# [WORKING DATA]
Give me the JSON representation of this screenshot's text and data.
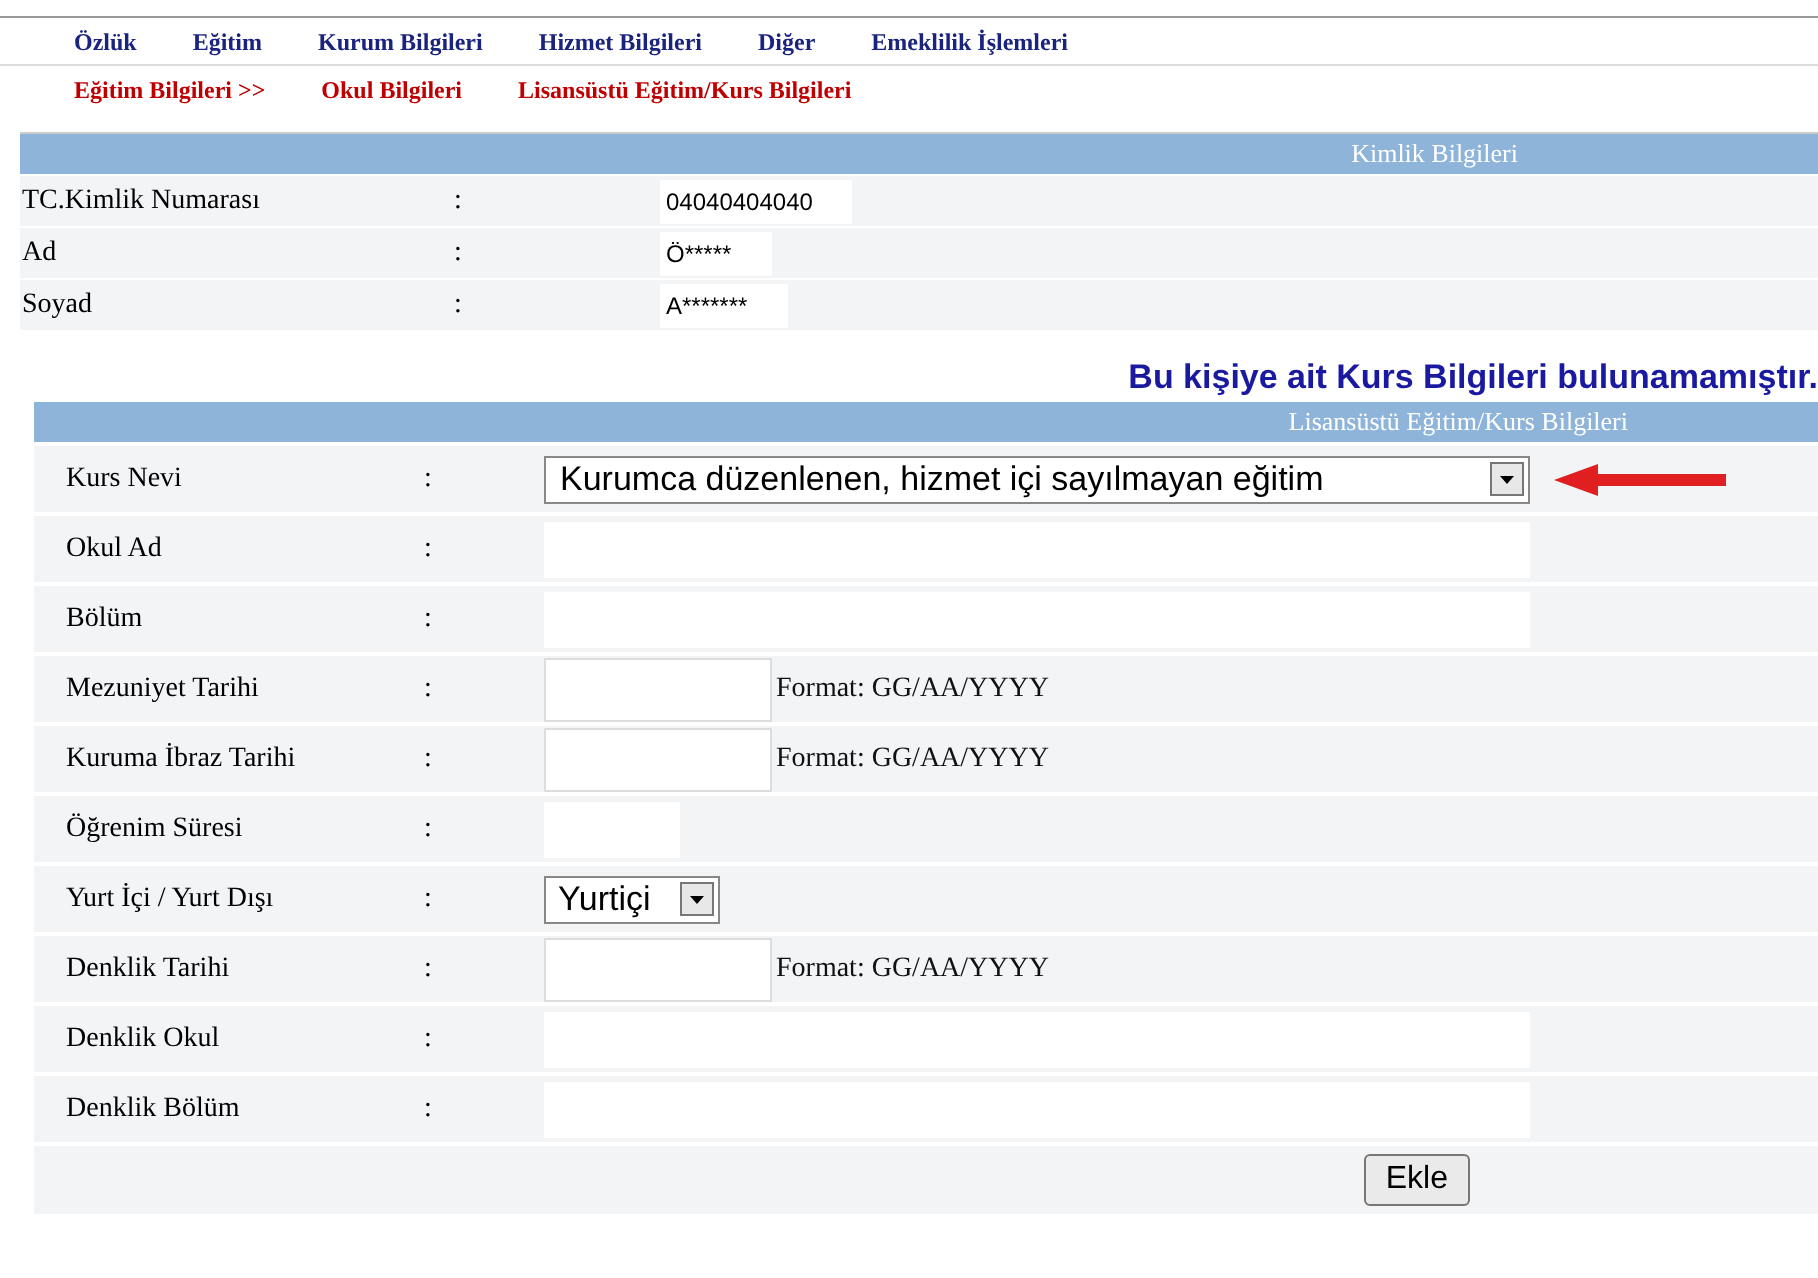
{
  "menu": [
    {
      "label": "Özlük"
    },
    {
      "label": "Eğitim"
    },
    {
      "label": "Kurum Bilgileri"
    },
    {
      "label": "Hizmet Bilgileri"
    },
    {
      "label": "Diğer"
    },
    {
      "label": "Emeklilik İşlemleri"
    }
  ],
  "submenu": [
    {
      "label": "Eğitim Bilgileri >>"
    },
    {
      "label": "Okul Bilgileri"
    },
    {
      "label": "Lisansüstü Eğitim/Kurs Bilgileri"
    }
  ],
  "identity": {
    "title": "Kimlik Bilgileri",
    "rows": [
      {
        "label": "TC.Kimlik Numarası",
        "separator": ":",
        "value": "04040404040"
      },
      {
        "label": "Ad",
        "separator": ":",
        "value": "Ö*****"
      },
      {
        "label": "Soyad",
        "separator": ":",
        "value": "A*******"
      }
    ]
  },
  "message": "Bu kişiye ait Kurs Bilgileri bulunamamıştır.",
  "form": {
    "title": "Lisansüstü Eğitim/Kurs Bilgileri",
    "rows": [
      {
        "label": "Kurs Nevi",
        "separator": ":",
        "kind": "select",
        "value": "Kurumca düzenlenen, hizmet içi sayılmayan eğitim"
      },
      {
        "label": "Okul Ad",
        "separator": ":",
        "kind": "text"
      },
      {
        "label": "Bölüm",
        "separator": ":",
        "kind": "text"
      },
      {
        "label": "Mezuniyet Tarihi",
        "separator": ":",
        "kind": "date",
        "hint": "Format: GG/AA/YYYY"
      },
      {
        "label": "Kuruma İbraz Tarihi",
        "separator": ":",
        "kind": "date",
        "hint": "Format: GG/AA/YYYY"
      },
      {
        "label": "Öğrenim Süresi",
        "separator": ":",
        "kind": "short"
      },
      {
        "label": "Yurt İçi / Yurt Dışı",
        "separator": ":",
        "kind": "select-small",
        "value": "Yurtiçi"
      },
      {
        "label": "Denklik Tarihi",
        "separator": ":",
        "kind": "date",
        "hint": "Format: GG/AA/YYYY"
      },
      {
        "label": "Denklik Okul",
        "separator": ":",
        "kind": "text"
      },
      {
        "label": "Denklik Bölüm",
        "separator": ":",
        "kind": "text"
      }
    ],
    "button": "Ekle"
  }
}
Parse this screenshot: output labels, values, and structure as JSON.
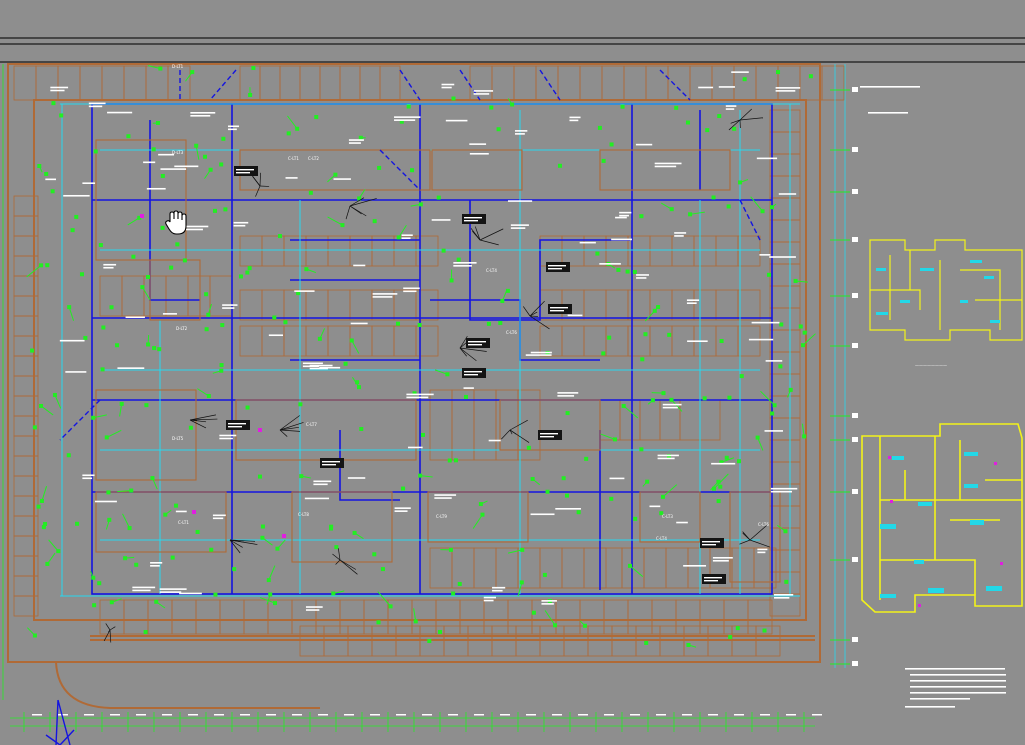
{
  "drawing": {
    "background_color": "#8e8e8e",
    "colors": {
      "wall": "#b06a36",
      "wire_blue": "#1414e0",
      "wire_cyan": "#27d8f0",
      "device_green": "#22ee22",
      "minimap_yellow": "#f2f21a",
      "room_cyan": "#22d8e8",
      "text_white": "#ffffff",
      "frame_line": "#1a1a1a"
    }
  },
  "labels": {
    "lt_1": "C-LT1",
    "lt_2": "C-LT2",
    "lt_3": "D-LT3",
    "lt_4": "C-LT4",
    "lt_5": "D-LT5",
    "lt_6": "C-LT6",
    "lt_7": "C-LT7",
    "lt_8": "C-LT8",
    "lt_9": "C-LT9",
    "lt_10": "D-LT2",
    "lt_11": "C-LT3",
    "lt_12": "D-LT1"
  },
  "cursor": {
    "icon": "hand-cursor-icon"
  }
}
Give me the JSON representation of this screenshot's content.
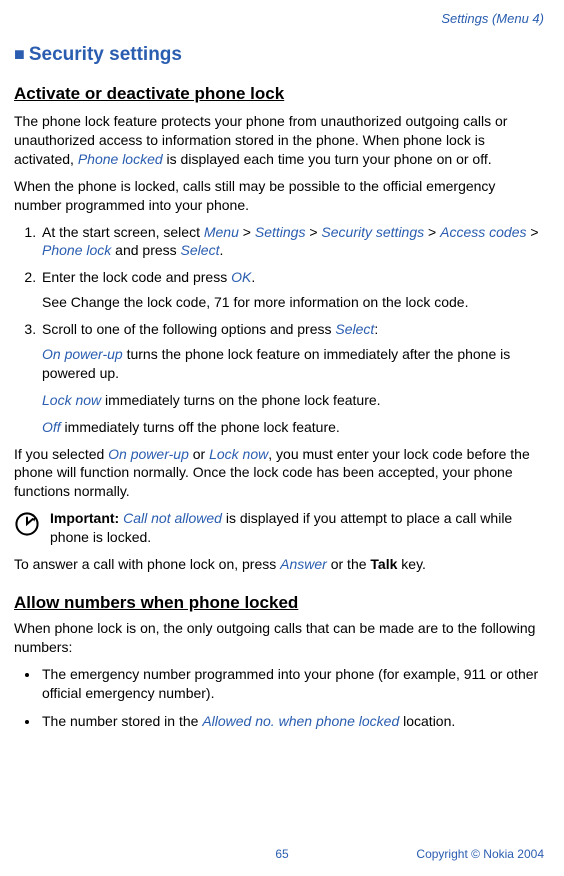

# [TASK STATEMENT]
Find and copy each line above that includes the string "Okul".

# [OUTPUT OF THE TASK]
      "label": "Okul Bilgileri"
        "label": "Okul Ad",
        "label": "Denklik Okul",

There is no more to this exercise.